TASK REQUIREMENTS - Transcribe the records below exactly as they appear.

DATA PROVIDED -
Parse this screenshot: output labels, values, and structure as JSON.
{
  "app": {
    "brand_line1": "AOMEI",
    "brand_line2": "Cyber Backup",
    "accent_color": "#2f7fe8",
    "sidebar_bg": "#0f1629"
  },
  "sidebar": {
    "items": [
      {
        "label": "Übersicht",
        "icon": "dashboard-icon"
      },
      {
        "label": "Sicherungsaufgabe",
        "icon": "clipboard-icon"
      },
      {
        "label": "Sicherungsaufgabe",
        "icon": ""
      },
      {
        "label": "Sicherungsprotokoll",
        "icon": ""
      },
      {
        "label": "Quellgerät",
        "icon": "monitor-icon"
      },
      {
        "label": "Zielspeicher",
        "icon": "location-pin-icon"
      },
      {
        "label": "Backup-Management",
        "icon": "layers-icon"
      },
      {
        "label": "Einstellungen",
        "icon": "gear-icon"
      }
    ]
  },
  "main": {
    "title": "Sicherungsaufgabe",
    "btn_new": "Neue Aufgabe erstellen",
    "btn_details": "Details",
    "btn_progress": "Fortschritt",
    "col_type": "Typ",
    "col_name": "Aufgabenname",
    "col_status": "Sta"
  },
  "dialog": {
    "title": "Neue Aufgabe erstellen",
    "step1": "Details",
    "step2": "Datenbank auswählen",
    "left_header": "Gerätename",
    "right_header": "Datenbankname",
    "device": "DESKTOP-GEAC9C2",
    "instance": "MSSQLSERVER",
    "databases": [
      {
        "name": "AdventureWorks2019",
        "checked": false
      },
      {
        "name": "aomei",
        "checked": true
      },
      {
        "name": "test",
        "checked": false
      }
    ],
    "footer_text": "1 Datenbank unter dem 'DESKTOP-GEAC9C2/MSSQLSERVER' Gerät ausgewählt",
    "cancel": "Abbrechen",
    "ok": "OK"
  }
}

OUTPUT OF THE TASK -
Parse this screenshot: output labels, values, and structure as JSON.
{
  "app": {
    "brand_line1": "AOMEI",
    "brand_line2": "Cyber Backup",
    "accent_color": "#2f7fe8",
    "sidebar_bg": "#0f1629"
  },
  "sidebar": {
    "items": [
      {
        "label": "Übersicht",
        "icon": "dashboard-icon"
      },
      {
        "label": "Sicherungsaufgabe",
        "icon": "clipboard-icon"
      },
      {
        "label": "Sicherungsaufgabe",
        "icon": ""
      },
      {
        "label": "Sicherungsprotokoll",
        "icon": ""
      },
      {
        "label": "Quellgerät",
        "icon": "monitor-icon"
      },
      {
        "label": "Zielspeicher",
        "icon": "location-pin-icon"
      },
      {
        "label": "Backup-Management",
        "icon": "layers-icon"
      },
      {
        "label": "Einstellungen",
        "icon": "gear-icon"
      }
    ]
  },
  "main": {
    "title": "Sicherungsaufgabe",
    "btn_new": "Neue Aufgabe erstellen",
    "btn_details": "Details",
    "btn_progress": "Fortschritt",
    "col_type": "Typ",
    "col_name": "Aufgabenname",
    "col_status": "Sta"
  },
  "dialog": {
    "title": "Neue Aufgabe erstellen",
    "step1": "Details",
    "step2": "Datenbank auswählen",
    "left_header": "Gerätename",
    "right_header": "Datenbankname",
    "device": "DESKTOP-GEAC9C2",
    "instance": "MSSQLSERVER",
    "databases": [
      {
        "name": "AdventureWorks2019",
        "checked": false
      },
      {
        "name": "aomei",
        "checked": true
      },
      {
        "name": "test",
        "checked": false
      }
    ],
    "footer_text": "1 Datenbank unter dem 'DESKTOP-GEAC9C2/MSSQLSERVER' Gerät ausgewählt",
    "cancel": "Abbrechen",
    "ok": "OK"
  }
}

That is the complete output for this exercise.